(begin)
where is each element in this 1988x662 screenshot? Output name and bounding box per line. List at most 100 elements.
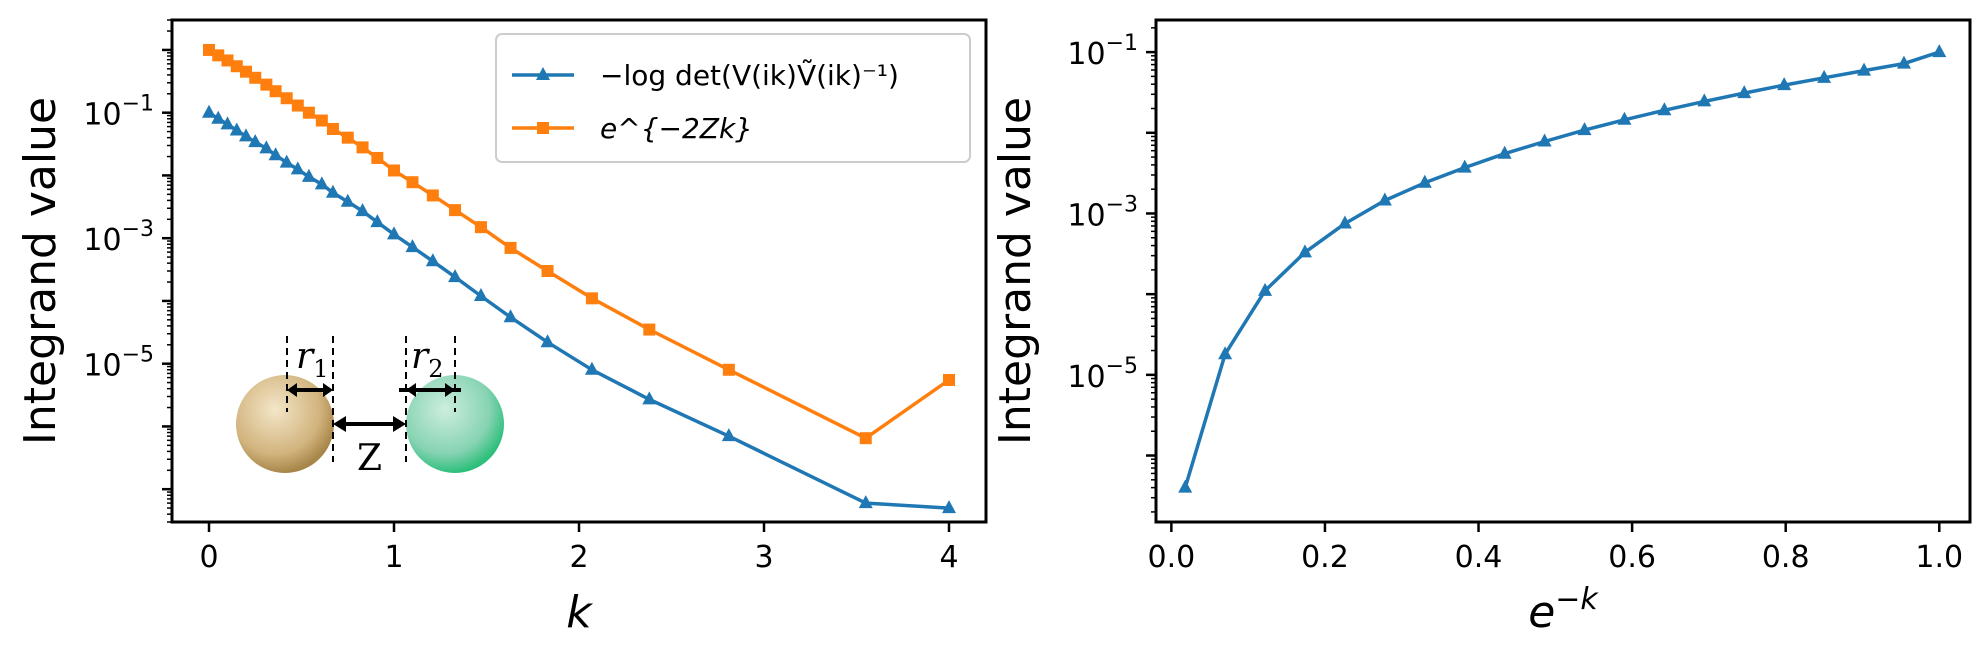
data-point-square	[249, 71, 262, 84]
data-point-triangle	[1932, 44, 1947, 58]
data-point-triangle	[642, 391, 657, 405]
data-point-triangle	[259, 140, 274, 154]
data-point-triangle	[239, 128, 253, 142]
data-point-square	[302, 106, 315, 119]
arrowhead	[333, 416, 346, 432]
data-point-triangle	[340, 193, 355, 207]
x-tick-label: 0	[199, 540, 218, 575]
data-point-square	[585, 292, 598, 305]
left-chart: 0 1 2 3 4 10−1 10−3 10−5 Integrand value k −lo…	[15, 18, 988, 638]
x-tick-label: 0.0	[1147, 540, 1195, 575]
data-point-triangle	[202, 104, 216, 118]
x-tick-label: 0.4	[1455, 540, 1503, 575]
data-point-triangle	[301, 168, 316, 182]
data-point-triangle	[1817, 69, 1832, 83]
data-point-triangle	[1537, 133, 1552, 147]
data-point-triangle	[425, 253, 440, 267]
legend-marker-square	[537, 122, 549, 134]
data-point-triangle	[1896, 55, 1911, 69]
data-point-triangle	[1497, 145, 1512, 159]
right-x-ticks: 0.0 0.2 0.4 0.6 0.8 1.0	[1147, 522, 1963, 575]
y-tick-label: 10−3	[83, 217, 154, 258]
data-point-square	[269, 85, 282, 98]
data-point-square	[341, 131, 354, 144]
data-point-triangle	[1617, 111, 1632, 125]
data-point-square	[326, 122, 339, 135]
data-point-triangle	[448, 269, 463, 283]
left-y-ticks: 10−1 10−3 10−5	[83, 19, 172, 523]
data-point-square	[643, 323, 656, 336]
data-point-triangle	[1297, 244, 1312, 258]
data-point-square	[943, 373, 955, 386]
left-series-layer	[202, 43, 956, 514]
data-point-triangle	[942, 500, 956, 514]
inset-spheres: r1 r2 Z	[236, 336, 504, 479]
data-point-triangle	[1577, 122, 1592, 136]
data-point-triangle	[1777, 77, 1792, 91]
z-label: Z	[357, 438, 382, 479]
r2-label: r2	[411, 336, 444, 383]
right-chart: 0.0 0.2 0.4 0.6 0.8 1.0 10−1 10−3 10−5 Integran…	[990, 18, 1972, 638]
data-point-square	[541, 265, 554, 277]
data-point-square	[356, 141, 369, 154]
data-point-triangle	[248, 134, 263, 148]
y-tick-label: 10−5	[1067, 354, 1138, 395]
arrowhead	[406, 383, 416, 397]
data-point-triangle	[1657, 102, 1672, 116]
y-tick-label: 10−1	[83, 92, 154, 133]
data-point-square	[221, 54, 234, 67]
data-point-triangle	[279, 154, 294, 168]
data-point-square	[504, 241, 517, 254]
x-tick-label: 3	[754, 540, 773, 575]
legend-marker-triangle	[536, 67, 550, 80]
right-plot-frame	[1154, 18, 1972, 524]
data-point-triangle	[473, 287, 488, 301]
y-tick-label: 10−1	[1067, 31, 1138, 72]
x-tick-label: 1.0	[1915, 540, 1963, 575]
data-point-triangle	[1417, 174, 1432, 188]
data-point-triangle	[1377, 192, 1392, 206]
left-x-ticks: 0 1 2 3 4	[199, 522, 959, 575]
data-point-triangle	[405, 239, 420, 253]
data-point-square	[212, 49, 225, 62]
data-point-square	[291, 99, 304, 112]
data-point-triangle	[721, 428, 736, 442]
data-point-square	[449, 204, 462, 217]
r1-label: r1	[296, 336, 329, 383]
legend-box	[495, 33, 971, 163]
data-point-square	[371, 151, 384, 164]
data-point-triangle	[1857, 62, 1872, 76]
data-point-square	[260, 78, 273, 91]
data-point-triangle	[211, 110, 226, 124]
right-y-ticks: 10−1 10−3 10−5	[1067, 27, 1156, 513]
data-point-triangle	[1258, 282, 1273, 296]
x-tick-label: 0.2	[1301, 540, 1349, 575]
x-tick-label: 1	[384, 540, 403, 575]
data-point-square	[722, 363, 735, 376]
data-point-triangle	[1218, 346, 1233, 360]
data-point-triangle	[540, 334, 555, 348]
data-point-square	[474, 221, 487, 234]
arrowhead	[323, 383, 333, 397]
y-tick-label: 10−5	[83, 343, 154, 384]
data-point-triangle	[290, 161, 305, 175]
data-point-triangle	[355, 203, 370, 217]
legend-label-log-det: −log det(V(ik)Ṽ(ik)⁻¹)	[600, 58, 899, 92]
data-point-square	[388, 164, 400, 177]
sphere-left	[236, 375, 334, 473]
x-tick-label: 0.8	[1762, 540, 1810, 575]
data-point-triangle	[314, 176, 329, 190]
data-point-triangle	[1457, 159, 1472, 173]
right-series-layer	[1178, 44, 1947, 493]
data-point-triangle	[387, 226, 401, 240]
series-line	[1183, 50, 1940, 489]
data-point-square	[315, 114, 328, 127]
x-tick-label: 2	[569, 540, 588, 575]
data-point-triangle	[220, 116, 235, 130]
data-point-square	[280, 92, 293, 105]
right-y-axis-label: Integrand value	[990, 97, 1041, 445]
y-tick-label: 10−3	[1067, 192, 1138, 233]
data-point-triangle	[858, 495, 873, 509]
legend-label-exp: e^{−2Zk}	[600, 112, 753, 145]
(end)
Written problem:
Pull out every line of the records above that contains the string `ticks`, matching its case exactly.

The solution:
right-x-ticks: 0.0 0.2 0.4 0.6 0.8 1.0	[1147, 522, 1963, 575]
left-y-ticks: 10−1 10−3 10−5	[83, 19, 172, 523]
left-x-ticks: 0 1 2 3 4	[199, 522, 959, 575]
right-y-ticks: 10−1 10−3 10−5	[1067, 27, 1156, 513]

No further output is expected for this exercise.